Look through the lines below and state how many hold the word "shows". Write only the number.

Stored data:
□ □ □ □ □ □ □
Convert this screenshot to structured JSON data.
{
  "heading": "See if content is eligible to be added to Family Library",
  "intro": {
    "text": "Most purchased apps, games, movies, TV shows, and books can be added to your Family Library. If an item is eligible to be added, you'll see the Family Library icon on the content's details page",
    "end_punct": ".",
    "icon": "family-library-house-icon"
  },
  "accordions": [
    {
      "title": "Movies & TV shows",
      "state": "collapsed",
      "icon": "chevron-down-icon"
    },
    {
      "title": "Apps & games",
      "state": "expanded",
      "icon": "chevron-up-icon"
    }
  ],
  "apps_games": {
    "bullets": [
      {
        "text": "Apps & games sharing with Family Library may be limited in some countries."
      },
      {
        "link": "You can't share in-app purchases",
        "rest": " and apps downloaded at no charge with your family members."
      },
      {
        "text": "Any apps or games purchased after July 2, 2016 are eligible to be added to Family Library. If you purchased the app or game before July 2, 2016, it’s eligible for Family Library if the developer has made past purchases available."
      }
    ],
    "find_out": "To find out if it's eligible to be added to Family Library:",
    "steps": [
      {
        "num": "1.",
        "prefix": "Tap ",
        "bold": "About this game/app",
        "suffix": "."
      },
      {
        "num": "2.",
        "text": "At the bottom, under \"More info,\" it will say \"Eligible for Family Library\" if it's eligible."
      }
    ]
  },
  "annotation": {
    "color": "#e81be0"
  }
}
□ □ □ □ □ □ □
Solution
2